__WHAT YOU SHOULD DO__: All of the lines below are to be transcribed faithfully, with pictures excluded from the copy.
- - -
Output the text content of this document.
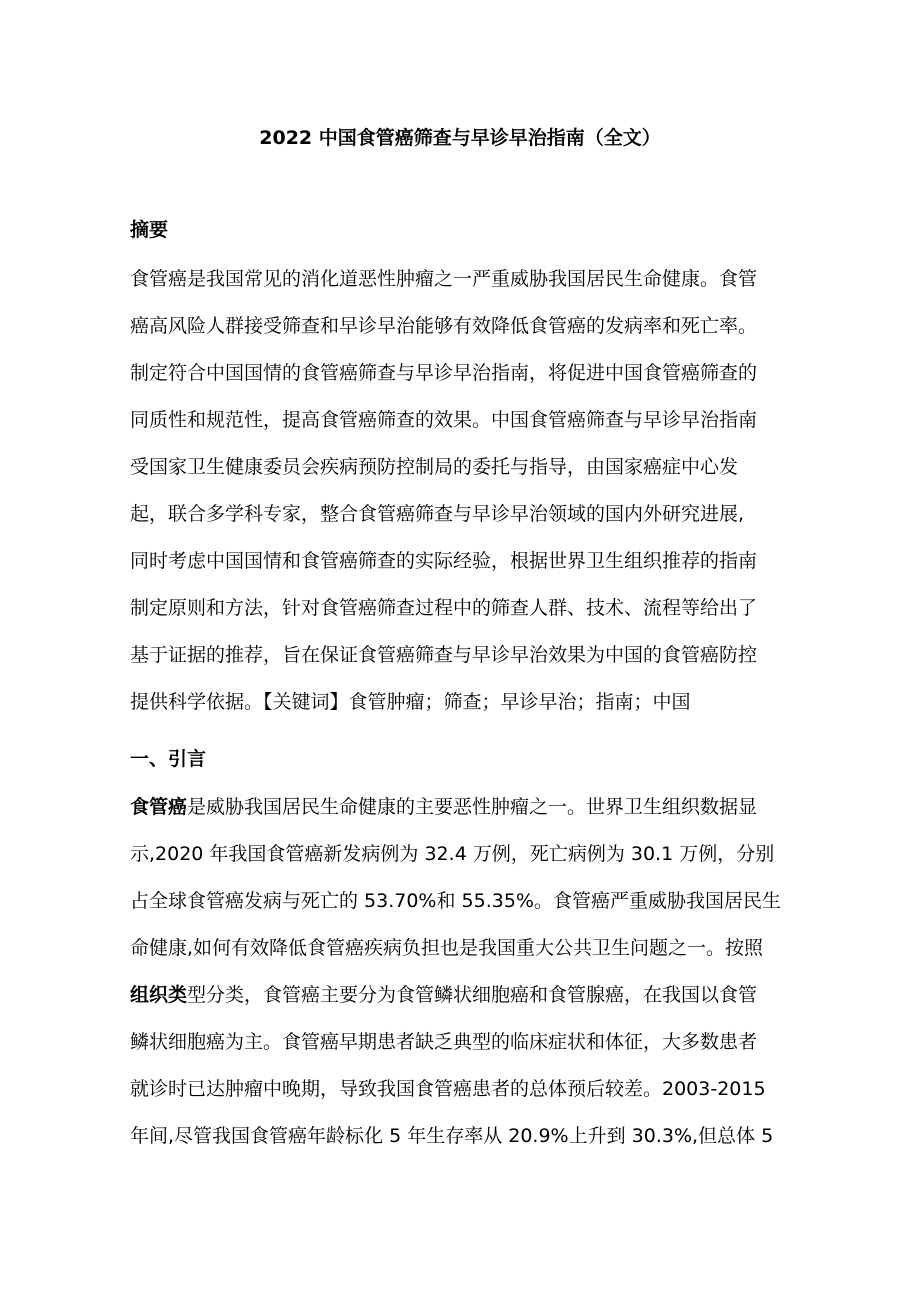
2022 中国食管癌筛查与早诊早治指南（全文）
摘要
食管癌是我国常见的消化道恶性肿瘤之一严重威胁我国居民生命健康。食管
癌高风险人群接受筛查和早诊早治能够有效降低食管癌的发病率和死亡率。
制定符合中国国情的食管癌筛查与早诊早治指南，将促进中国食管癌筛查的
同质性和规范性，提高食管癌筛查的效果。中国食管癌筛查与早诊早治指南
受国家卫生健康委员会疾病预防控制局的委托与指导，由国家癌症中心发
起，联合多学科专家，整合食管癌筛查与早诊早治领域的国内外研究进展,
同时考虑中国国情和食管癌筛查的实际经验，根据世界卫生组织推荐的指南
制定原则和方法，针对食管癌筛查过程中的筛查人群、技术、流程等给出了
基于证据的推荐，旨在保证食管癌筛查与早诊早治效果为中国的食管癌防控
提供科学依据。【关键词】食管肿瘤；筛查；早诊早治；指南；中国
一、引言
食管癌是威胁我国居民生命健康的主要恶性肿瘤之一。世界卫生组织数据显
示,2020 年我国食管癌新发病例为 32.4 万例，死亡病例为 30.1 万例，分别
占全球食管癌发病与死亡的 53.70%和 55.35%。食管癌严重威胁我国居民生
命健康,如何有效降低食管癌疾病负担也是我国重大公共卫生问题之一。按照
组织类型分类，食管癌主要分为食管鳞状细胞癌和食管腺癌，在我国以食管
鳞状细胞癌为主。食管癌早期患者缺乏典型的临床症状和体征，大多数患者
就诊时已达肿瘤中晚期，导致我国食管癌患者的总体预后较差。2003-2015
年间,尽管我国食管癌年龄标化 5 年生存率从 20.9%上升到 30.3%,但总体 5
- - -
__FULL SOLUTION__:
Output the text content of this document.
2022 中国食管癌筛查与早诊早治指南（全文）
摘要
食管癌是我国常见的消化道恶性肿瘤之一严重威胁我国居民生命健康。食管
癌高风险人群接受筛查和早诊早治能够有效降低食管癌的发病率和死亡率。
制定符合中国国情的食管癌筛查与早诊早治指南，将促进中国食管癌筛查的
同质性和规范性，提高食管癌筛查的效果。中国食管癌筛查与早诊早治指南
受国家卫生健康委员会疾病预防控制局的委托与指导，由国家癌症中心发
起，联合多学科专家，整合食管癌筛查与早诊早治领域的国内外研究进展,
同时考虑中国国情和食管癌筛查的实际经验，根据世界卫生组织推荐的指南
制定原则和方法，针对食管癌筛查过程中的筛查人群、技术、流程等给出了
基于证据的推荐，旨在保证食管癌筛查与早诊早治效果为中国的食管癌防控
提供科学依据。【关键词】食管肿瘤；筛查；早诊早治；指南；中国
一、引言
食管癌是威胁我国居民生命健康的主要恶性肿瘤之一。世界卫生组织数据显
示,2020 年我国食管癌新发病例为 32.4 万例，死亡病例为 30.1 万例，分别
占全球食管癌发病与死亡的 53.70%和 55.35%。食管癌严重威胁我国居民生
命健康,如何有效降低食管癌疾病负担也是我国重大公共卫生问题之一。按照
组织类型分类，食管癌主要分为食管鳞状细胞癌和食管腺癌，在我国以食管
鳞状细胞癌为主。食管癌早期患者缺乏典型的临床症状和体征，大多数患者
就诊时已达肿瘤中晚期，导致我国食管癌患者的总体预后较差。2003-2015
年间,尽管我国食管癌年龄标化 5 年生存率从 20.9%上升到 30.3%,但总体 5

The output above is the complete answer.